-- START OF INPUT RECORDS --

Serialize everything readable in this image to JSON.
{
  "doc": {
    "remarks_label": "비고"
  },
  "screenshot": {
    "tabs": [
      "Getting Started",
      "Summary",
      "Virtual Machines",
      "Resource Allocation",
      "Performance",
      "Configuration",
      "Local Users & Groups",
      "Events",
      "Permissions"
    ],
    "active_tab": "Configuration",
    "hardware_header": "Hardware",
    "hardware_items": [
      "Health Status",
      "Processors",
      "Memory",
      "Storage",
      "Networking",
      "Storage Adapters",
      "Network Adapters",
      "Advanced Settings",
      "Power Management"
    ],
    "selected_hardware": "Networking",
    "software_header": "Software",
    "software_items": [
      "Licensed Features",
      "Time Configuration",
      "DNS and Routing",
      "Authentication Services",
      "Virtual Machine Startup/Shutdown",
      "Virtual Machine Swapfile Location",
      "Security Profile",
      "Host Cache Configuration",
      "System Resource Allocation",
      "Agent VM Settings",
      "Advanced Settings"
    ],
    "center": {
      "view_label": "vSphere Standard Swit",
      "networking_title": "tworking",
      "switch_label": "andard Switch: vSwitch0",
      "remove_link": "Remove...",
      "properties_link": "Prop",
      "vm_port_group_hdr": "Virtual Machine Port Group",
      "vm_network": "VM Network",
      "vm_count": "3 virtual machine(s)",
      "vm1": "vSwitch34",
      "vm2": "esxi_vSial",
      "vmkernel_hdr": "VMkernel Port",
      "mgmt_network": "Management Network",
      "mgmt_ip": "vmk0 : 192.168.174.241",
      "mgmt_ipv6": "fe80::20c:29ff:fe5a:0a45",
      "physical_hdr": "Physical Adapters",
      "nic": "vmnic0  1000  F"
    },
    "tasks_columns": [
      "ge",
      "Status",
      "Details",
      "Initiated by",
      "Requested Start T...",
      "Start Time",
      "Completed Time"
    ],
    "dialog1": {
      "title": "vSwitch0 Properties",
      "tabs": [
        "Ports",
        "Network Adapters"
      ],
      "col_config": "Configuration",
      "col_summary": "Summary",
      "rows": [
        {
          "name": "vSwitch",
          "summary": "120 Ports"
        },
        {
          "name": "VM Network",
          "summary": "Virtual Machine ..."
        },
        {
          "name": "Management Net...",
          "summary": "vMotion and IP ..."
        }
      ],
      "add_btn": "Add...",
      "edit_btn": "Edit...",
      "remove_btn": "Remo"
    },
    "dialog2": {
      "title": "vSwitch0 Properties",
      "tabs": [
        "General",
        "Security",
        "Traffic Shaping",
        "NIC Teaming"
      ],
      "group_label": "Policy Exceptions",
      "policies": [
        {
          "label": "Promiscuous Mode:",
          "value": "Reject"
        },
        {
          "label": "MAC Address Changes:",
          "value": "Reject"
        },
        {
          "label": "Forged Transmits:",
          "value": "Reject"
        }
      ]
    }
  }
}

-- END OF INPUT RECORDS --

TO BE DONE | Write out all the data again, exactly as it appears.

FINISHED EXERCISE |
Serialize everything readable in this image to JSON.
{
  "doc": {
    "remarks_label": "비고"
  },
  "screenshot": {
    "tabs": [
      "Getting Started",
      "Summary",
      "Virtual Machines",
      "Resource Allocation",
      "Performance",
      "Configuration",
      "Local Users & Groups",
      "Events",
      "Permissions"
    ],
    "active_tab": "Configuration",
    "hardware_header": "Hardware",
    "hardware_items": [
      "Health Status",
      "Processors",
      "Memory",
      "Storage",
      "Networking",
      "Storage Adapters",
      "Network Adapters",
      "Advanced Settings",
      "Power Management"
    ],
    "selected_hardware": "Networking",
    "software_header": "Software",
    "software_items": [
      "Licensed Features",
      "Time Configuration",
      "DNS and Routing",
      "Authentication Services",
      "Virtual Machine Startup/Shutdown",
      "Virtual Machine Swapfile Location",
      "Security Profile",
      "Host Cache Configuration",
      "System Resource Allocation",
      "Agent VM Settings",
      "Advanced Settings"
    ],
    "center": {
      "view_label": "vSphere Standard Swit",
      "networking_title": "tworking",
      "switch_label": "andard Switch: vSwitch0",
      "remove_link": "Remove...",
      "properties_link": "Prop",
      "vm_port_group_hdr": "Virtual Machine Port Group",
      "vm_network": "VM Network",
      "vm_count": "3 virtual machine(s)",
      "vm1": "vSwitch34",
      "vm2": "esxi_vSial",
      "vmkernel_hdr": "VMkernel Port",
      "mgmt_network": "Management Network",
      "mgmt_ip": "vmk0 : 192.168.174.241",
      "mgmt_ipv6": "fe80::20c:29ff:fe5a:0a45",
      "physical_hdr": "Physical Adapters",
      "nic": "vmnic0  1000  F"
    },
    "tasks_columns": [
      "ge",
      "Status",
      "Details",
      "Initiated by",
      "Requested Start T...",
      "Start Time",
      "Completed Time"
    ],
    "dialog1": {
      "title": "vSwitch0 Properties",
      "tabs": [
        "Ports",
        "Network Adapters"
      ],
      "col_config": "Configuration",
      "col_summary": "Summary",
      "rows": [
        {
          "name": "vSwitch",
          "summary": "120 Ports"
        },
        {
          "name": "VM Network",
          "summary": "Virtual Machine ..."
        },
        {
          "name": "Management Net...",
          "summary": "vMotion and IP ..."
        }
      ],
      "add_btn": "Add...",
      "edit_btn": "Edit...",
      "remove_btn": "Remo"
    },
    "dialog2": {
      "title": "vSwitch0 Properties",
      "tabs": [
        "General",
        "Security",
        "Traffic Shaping",
        "NIC Teaming"
      ],
      "group_label": "Policy Exceptions",
      "policies": [
        {
          "label": "Promiscuous Mode:",
          "value": "Reject"
        },
        {
          "label": "MAC Address Changes:",
          "value": "Reject"
        },
        {
          "label": "Forged Transmits:",
          "value": "Reject"
        }
      ]
    }
  }
}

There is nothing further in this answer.